■ Request ■
Locate and copy each line in the data that contains the word "status".

■ Source data ■
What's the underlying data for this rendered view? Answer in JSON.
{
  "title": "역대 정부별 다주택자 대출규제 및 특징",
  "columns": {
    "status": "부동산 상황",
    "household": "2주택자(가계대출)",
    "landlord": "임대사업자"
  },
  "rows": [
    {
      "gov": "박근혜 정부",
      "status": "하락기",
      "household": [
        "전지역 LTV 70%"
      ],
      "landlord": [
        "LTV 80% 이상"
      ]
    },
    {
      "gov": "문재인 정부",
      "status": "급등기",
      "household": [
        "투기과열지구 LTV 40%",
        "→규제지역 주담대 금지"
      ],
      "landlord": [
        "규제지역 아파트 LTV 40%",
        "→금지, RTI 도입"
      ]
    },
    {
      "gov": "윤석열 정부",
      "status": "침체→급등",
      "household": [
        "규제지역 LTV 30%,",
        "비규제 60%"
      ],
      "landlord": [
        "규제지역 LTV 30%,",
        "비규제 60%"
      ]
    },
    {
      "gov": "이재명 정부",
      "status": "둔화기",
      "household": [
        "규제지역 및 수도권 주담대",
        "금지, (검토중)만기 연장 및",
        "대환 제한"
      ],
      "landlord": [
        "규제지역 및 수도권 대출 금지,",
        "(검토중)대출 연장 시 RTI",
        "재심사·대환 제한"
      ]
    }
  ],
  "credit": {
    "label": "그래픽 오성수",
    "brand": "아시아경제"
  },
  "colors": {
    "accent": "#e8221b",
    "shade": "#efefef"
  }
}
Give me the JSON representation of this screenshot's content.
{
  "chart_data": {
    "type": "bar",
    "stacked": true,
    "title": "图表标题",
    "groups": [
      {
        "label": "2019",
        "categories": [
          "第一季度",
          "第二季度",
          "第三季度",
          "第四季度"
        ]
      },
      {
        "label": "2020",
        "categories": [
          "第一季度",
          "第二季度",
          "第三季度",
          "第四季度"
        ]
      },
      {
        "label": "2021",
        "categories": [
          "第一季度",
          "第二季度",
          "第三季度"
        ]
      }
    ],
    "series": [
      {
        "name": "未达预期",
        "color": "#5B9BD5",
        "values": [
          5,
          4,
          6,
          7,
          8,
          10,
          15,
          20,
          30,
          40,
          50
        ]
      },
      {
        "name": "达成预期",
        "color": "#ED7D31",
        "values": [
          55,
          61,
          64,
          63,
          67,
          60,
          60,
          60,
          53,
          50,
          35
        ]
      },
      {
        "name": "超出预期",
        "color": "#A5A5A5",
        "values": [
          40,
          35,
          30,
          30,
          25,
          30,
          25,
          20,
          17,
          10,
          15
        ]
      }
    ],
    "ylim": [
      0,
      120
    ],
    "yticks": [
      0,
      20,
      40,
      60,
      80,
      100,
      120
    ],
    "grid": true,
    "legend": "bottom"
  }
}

■ Task solution ■
    "status": "부동산 상황",
      "status": "하락기",
      "status": "급등기",
      "status": "침체→급등",
      "status": "둔화기",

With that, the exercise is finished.